From the entries below, list each line with "document".
═════ RECORDED INFORMATION ═════
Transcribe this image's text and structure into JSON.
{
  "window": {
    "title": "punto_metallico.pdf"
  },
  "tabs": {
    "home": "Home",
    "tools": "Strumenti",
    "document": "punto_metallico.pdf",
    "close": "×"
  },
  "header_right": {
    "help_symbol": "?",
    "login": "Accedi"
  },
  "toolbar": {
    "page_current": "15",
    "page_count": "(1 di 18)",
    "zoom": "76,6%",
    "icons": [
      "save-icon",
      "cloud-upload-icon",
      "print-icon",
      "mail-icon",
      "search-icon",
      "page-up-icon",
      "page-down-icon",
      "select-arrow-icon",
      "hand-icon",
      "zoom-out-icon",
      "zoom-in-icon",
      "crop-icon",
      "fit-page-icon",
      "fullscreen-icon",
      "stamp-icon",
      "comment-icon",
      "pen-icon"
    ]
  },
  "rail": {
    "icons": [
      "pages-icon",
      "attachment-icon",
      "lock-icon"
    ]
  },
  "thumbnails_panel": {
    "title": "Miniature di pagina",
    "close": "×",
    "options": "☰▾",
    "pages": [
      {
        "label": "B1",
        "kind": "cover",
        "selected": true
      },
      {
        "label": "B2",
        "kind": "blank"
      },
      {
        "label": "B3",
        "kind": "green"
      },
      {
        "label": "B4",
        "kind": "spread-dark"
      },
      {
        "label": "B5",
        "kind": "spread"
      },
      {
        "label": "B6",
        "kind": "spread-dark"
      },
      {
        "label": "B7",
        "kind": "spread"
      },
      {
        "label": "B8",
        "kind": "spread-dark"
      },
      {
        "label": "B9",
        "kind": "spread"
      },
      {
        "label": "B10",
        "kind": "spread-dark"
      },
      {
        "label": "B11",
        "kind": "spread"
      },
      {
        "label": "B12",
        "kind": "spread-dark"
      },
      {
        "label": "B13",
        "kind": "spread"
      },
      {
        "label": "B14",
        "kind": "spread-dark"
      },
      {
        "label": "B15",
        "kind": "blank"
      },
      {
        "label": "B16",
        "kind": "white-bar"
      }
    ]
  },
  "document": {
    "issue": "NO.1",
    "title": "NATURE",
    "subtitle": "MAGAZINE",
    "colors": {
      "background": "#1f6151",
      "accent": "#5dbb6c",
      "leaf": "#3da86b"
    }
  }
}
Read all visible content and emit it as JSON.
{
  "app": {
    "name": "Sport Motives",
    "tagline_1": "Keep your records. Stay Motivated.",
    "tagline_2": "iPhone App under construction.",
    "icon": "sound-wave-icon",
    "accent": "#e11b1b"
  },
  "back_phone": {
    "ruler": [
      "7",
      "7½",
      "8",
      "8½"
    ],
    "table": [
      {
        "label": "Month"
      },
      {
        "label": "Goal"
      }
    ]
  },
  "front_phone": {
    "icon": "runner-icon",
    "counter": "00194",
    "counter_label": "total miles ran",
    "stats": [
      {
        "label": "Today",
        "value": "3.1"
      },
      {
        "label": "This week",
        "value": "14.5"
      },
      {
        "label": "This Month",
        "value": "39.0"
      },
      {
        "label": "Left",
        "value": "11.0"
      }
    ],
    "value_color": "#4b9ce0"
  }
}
═════
SOLUTION:
    "document": "punto_metallico.pdf",
  "document": {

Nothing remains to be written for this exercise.